── DATASET EXTRACT
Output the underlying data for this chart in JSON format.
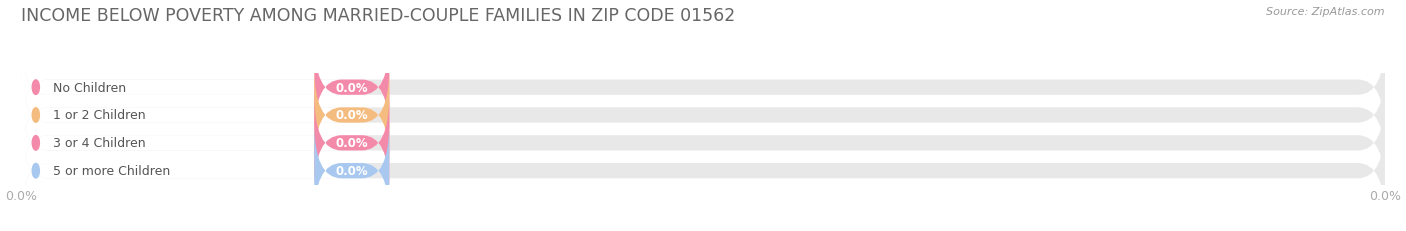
{
  "title": "INCOME BELOW POVERTY AMONG MARRIED-COUPLE FAMILIES IN ZIP CODE 01562",
  "source": "Source: ZipAtlas.com",
  "categories": [
    "No Children",
    "1 or 2 Children",
    "3 or 4 Children",
    "5 or more Children"
  ],
  "values": [
    0.0,
    0.0,
    0.0,
    0.0
  ],
  "bar_colors": [
    "#f48aaa",
    "#f5bc80",
    "#f48aaa",
    "#a8c8f0"
  ],
  "bar_bg_color": "#e8e8e8",
  "label_bg_color": "#ffffff",
  "fig_bg_color": "#ffffff",
  "title_color": "#666666",
  "label_color": "#555555",
  "value_text_color": "#ffffff",
  "tick_color": "#aaaaaa",
  "grid_color": "#dddddd",
  "title_fontsize": 12.5,
  "label_fontsize": 9,
  "value_fontsize": 8.5,
  "source_fontsize": 8
}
────
BRIEF :: Within the data above, count the lines that contain the string "Children"; the reply is the number alone.

TASK RESULT :: 4